▶ DESCRIPTION OF THE TASK
Write out the complete material exactly as it stands.

::: RECORDS TO USE

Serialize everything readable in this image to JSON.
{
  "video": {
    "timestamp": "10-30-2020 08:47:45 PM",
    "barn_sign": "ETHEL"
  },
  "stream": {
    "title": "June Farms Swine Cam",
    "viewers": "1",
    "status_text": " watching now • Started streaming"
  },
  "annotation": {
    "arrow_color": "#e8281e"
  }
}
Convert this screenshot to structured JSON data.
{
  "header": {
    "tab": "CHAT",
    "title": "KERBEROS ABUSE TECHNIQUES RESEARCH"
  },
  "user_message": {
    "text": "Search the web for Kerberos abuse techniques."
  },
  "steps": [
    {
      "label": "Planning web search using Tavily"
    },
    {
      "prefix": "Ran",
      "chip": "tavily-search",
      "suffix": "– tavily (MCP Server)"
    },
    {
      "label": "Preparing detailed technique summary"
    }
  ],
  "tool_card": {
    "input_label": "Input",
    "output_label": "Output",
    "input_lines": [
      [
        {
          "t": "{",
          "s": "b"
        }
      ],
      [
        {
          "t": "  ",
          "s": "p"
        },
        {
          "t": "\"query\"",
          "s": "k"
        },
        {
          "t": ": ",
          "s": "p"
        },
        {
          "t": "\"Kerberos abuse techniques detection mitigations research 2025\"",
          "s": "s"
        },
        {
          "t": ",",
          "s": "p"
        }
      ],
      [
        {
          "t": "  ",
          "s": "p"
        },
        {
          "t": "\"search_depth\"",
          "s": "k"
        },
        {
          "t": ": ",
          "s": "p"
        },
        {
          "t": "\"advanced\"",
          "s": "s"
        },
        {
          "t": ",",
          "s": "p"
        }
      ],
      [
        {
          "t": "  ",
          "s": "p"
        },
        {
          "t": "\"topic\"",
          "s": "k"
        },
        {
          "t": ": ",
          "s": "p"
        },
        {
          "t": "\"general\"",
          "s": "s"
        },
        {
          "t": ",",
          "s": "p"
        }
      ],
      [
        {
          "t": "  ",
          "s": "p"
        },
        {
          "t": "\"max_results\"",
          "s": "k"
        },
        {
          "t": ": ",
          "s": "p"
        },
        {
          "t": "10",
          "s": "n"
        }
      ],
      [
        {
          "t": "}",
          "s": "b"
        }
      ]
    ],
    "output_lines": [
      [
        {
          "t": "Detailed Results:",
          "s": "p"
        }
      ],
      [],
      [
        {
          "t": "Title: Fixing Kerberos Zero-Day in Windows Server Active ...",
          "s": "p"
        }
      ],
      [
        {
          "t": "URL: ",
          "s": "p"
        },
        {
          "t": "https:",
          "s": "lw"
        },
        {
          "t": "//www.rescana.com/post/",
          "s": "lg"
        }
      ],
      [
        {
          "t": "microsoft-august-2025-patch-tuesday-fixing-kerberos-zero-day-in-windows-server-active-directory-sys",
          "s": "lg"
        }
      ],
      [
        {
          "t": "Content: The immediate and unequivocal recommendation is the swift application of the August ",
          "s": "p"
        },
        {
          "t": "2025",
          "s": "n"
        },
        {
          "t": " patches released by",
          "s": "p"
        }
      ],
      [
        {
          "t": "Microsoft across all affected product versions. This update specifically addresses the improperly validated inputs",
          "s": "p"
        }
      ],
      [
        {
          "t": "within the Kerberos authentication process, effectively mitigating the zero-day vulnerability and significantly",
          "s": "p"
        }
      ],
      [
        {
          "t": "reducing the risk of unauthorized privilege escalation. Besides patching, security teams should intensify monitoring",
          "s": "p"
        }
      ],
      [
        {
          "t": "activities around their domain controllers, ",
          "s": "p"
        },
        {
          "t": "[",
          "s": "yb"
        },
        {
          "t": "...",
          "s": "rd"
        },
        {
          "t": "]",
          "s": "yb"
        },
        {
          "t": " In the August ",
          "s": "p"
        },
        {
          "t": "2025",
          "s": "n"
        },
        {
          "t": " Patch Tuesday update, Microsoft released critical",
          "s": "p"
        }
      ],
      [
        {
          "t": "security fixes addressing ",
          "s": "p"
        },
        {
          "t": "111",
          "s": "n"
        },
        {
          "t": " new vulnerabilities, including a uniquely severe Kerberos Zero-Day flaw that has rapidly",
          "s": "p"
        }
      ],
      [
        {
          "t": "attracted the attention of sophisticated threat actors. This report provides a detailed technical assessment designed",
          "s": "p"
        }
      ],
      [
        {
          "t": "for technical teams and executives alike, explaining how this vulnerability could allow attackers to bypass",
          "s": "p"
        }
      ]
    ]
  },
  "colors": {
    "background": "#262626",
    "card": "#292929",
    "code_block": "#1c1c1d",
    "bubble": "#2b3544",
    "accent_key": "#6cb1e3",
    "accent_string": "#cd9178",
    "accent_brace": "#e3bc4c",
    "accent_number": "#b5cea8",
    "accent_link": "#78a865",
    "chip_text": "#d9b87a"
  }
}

::::::

▶ OUTPUT OF THE EXERCISE
Serialize everything readable in this image to JSON.
{
  "video": {
    "timestamp": "10-30-2020 08:47:45 PM",
    "barn_sign": "ETHEL"
  },
  "stream": {
    "title": "June Farms Swine Cam",
    "viewers": "1",
    "status_text": " watching now • Started streaming"
  },
  "annotation": {
    "arrow_color": "#e8281e"
  }
}
Convert this screenshot to structured JSON data.
{
  "header": {
    "tab": "CHAT",
    "title": "KERBEROS ABUSE TECHNIQUES RESEARCH"
  },
  "user_message": {
    "text": "Search the web for Kerberos abuse techniques."
  },
  "steps": [
    {
      "label": "Planning web search using Tavily"
    },
    {
      "prefix": "Ran",
      "chip": "tavily-search",
      "suffix": "– tavily (MCP Server)"
    },
    {
      "label": "Preparing detailed technique summary"
    }
  ],
  "tool_card": {
    "input_label": "Input",
    "output_label": "Output",
    "input_lines": [
      [
        {
          "t": "{",
          "s": "b"
        }
      ],
      [
        {
          "t": "  ",
          "s": "p"
        },
        {
          "t": "\"query\"",
          "s": "k"
        },
        {
          "t": ": ",
          "s": "p"
        },
        {
          "t": "\"Kerberos abuse techniques detection mitigations research 2025\"",
          "s": "s"
        },
        {
          "t": ",",
          "s": "p"
        }
      ],
      [
        {
          "t": "  ",
          "s": "p"
        },
        {
          "t": "\"search_depth\"",
          "s": "k"
        },
        {
          "t": ": ",
          "s": "p"
        },
        {
          "t": "\"advanced\"",
          "s": "s"
        },
        {
          "t": ",",
          "s": "p"
        }
      ],
      [
        {
          "t": "  ",
          "s": "p"
        },
        {
          "t": "\"topic\"",
          "s": "k"
        },
        {
          "t": ": ",
          "s": "p"
        },
        {
          "t": "\"general\"",
          "s": "s"
        },
        {
          "t": ",",
          "s": "p"
        }
      ],
      [
        {
          "t": "  ",
          "s": "p"
        },
        {
          "t": "\"max_results\"",
          "s": "k"
        },
        {
          "t": ": ",
          "s": "p"
        },
        {
          "t": "10",
          "s": "n"
        }
      ],
      [
        {
          "t": "}",
          "s": "b"
        }
      ]
    ],
    "output_lines": [
      [
        {
          "t": "Detailed Results:",
          "s": "p"
        }
      ],
      [],
      [
        {
          "t": "Title: Fixing Kerberos Zero-Day in Windows Server Active ...",
          "s": "p"
        }
      ],
      [
        {
          "t": "URL: ",
          "s": "p"
        },
        {
          "t": "https:",
          "s": "lw"
        },
        {
          "t": "//www.rescana.com/post/",
          "s": "lg"
        }
      ],
      [
        {
          "t": "microsoft-august-2025-patch-tuesday-fixing-kerberos-zero-day-in-windows-server-active-directory-sys",
          "s": "lg"
        }
      ],
      [
        {
          "t": "Content: The immediate and unequivocal recommendation is the swift application of the August ",
          "s": "p"
        },
        {
          "t": "2025",
          "s": "n"
        },
        {
          "t": " patches released by",
          "s": "p"
        }
      ],
      [
        {
          "t": "Microsoft across all affected product versions. This update specifically addresses the improperly validated inputs",
          "s": "p"
        }
      ],
      [
        {
          "t": "within the Kerberos authentication process, effectively mitigating the zero-day vulnerability and significantly",
          "s": "p"
        }
      ],
      [
        {
          "t": "reducing the risk of unauthorized privilege escalation. Besides patching, security teams should intensify monitoring",
          "s": "p"
        }
      ],
      [
        {
          "t": "activities around their domain controllers, ",
          "s": "p"
        },
        {
          "t": "[",
          "s": "yb"
        },
        {
          "t": "...",
          "s": "rd"
        },
        {
          "t": "]",
          "s": "yb"
        },
        {
          "t": " In the August ",
          "s": "p"
        },
        {
          "t": "2025",
          "s": "n"
        },
        {
          "t": " Patch Tuesday update, Microsoft released critical",
          "s": "p"
        }
      ],
      [
        {
          "t": "security fixes addressing ",
          "s": "p"
        },
        {
          "t": "111",
          "s": "n"
        },
        {
          "t": " new vulnerabilities, including a uniquely severe Kerberos Zero-Day flaw that has rapidly",
          "s": "p"
        }
      ],
      [
        {
          "t": "attracted the attention of sophisticated threat actors. This report provides a detailed technical assessment designed",
          "s": "p"
        }
      ],
      [
        {
          "t": "for technical teams and executives alike, explaining how this vulnerability could allow attackers to bypass",
          "s": "p"
        }
      ]
    ]
  },
  "colors": {
    "background": "#262626",
    "card": "#292929",
    "code_block": "#1c1c1d",
    "bubble": "#2b3544",
    "accent_key": "#6cb1e3",
    "accent_string": "#cd9178",
    "accent_brace": "#e3bc4c",
    "accent_number": "#b5cea8",
    "accent_link": "#78a865",
    "chip_text": "#d9b87a"
  }
}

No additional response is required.